## Exercise brief
Filter the lines below, copying only those with the string "JSON".

Start of Given data

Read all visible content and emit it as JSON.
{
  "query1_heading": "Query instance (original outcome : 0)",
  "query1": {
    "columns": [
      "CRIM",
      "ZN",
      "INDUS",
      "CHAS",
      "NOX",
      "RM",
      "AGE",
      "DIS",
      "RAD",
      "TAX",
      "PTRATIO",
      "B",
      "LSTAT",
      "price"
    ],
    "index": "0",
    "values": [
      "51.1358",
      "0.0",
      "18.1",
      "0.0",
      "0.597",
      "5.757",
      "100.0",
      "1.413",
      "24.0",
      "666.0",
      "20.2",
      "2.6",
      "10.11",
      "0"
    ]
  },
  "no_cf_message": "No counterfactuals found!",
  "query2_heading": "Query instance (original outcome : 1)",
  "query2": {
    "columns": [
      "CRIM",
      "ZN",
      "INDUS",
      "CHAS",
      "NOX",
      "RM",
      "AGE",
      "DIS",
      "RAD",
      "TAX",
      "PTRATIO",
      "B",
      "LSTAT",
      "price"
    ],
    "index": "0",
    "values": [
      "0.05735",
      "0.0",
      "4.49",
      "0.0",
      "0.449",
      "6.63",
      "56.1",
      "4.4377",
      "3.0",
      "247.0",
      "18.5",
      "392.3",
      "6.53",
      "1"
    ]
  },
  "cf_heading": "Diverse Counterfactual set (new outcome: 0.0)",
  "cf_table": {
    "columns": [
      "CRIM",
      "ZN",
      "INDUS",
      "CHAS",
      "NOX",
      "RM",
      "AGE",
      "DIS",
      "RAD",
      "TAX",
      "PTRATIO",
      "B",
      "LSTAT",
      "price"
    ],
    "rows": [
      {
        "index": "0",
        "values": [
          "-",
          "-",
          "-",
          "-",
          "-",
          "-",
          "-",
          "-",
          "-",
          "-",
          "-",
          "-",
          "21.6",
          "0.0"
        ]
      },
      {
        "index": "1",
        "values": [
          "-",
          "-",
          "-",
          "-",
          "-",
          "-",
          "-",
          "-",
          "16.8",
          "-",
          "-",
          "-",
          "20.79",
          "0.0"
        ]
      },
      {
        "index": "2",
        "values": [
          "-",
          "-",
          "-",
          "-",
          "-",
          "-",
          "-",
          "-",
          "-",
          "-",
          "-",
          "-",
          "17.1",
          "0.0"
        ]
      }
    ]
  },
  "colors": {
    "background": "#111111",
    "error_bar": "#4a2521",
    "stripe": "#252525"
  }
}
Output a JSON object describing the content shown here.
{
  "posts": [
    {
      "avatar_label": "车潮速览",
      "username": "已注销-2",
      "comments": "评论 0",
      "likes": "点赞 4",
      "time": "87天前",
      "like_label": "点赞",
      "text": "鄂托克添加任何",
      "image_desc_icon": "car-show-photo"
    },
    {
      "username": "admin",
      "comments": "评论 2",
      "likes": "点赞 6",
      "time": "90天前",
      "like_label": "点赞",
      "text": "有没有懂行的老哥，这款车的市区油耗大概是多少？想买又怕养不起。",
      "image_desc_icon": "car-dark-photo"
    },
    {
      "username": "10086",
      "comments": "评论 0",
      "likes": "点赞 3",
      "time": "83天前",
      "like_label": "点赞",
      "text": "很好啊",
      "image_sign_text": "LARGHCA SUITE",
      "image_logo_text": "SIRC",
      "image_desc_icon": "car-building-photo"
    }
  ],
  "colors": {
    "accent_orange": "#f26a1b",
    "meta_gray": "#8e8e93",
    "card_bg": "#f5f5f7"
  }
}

End of Given data

## Correct answer
Read all visible content and emit it as JSON.
Output a JSON object describing the content shown here.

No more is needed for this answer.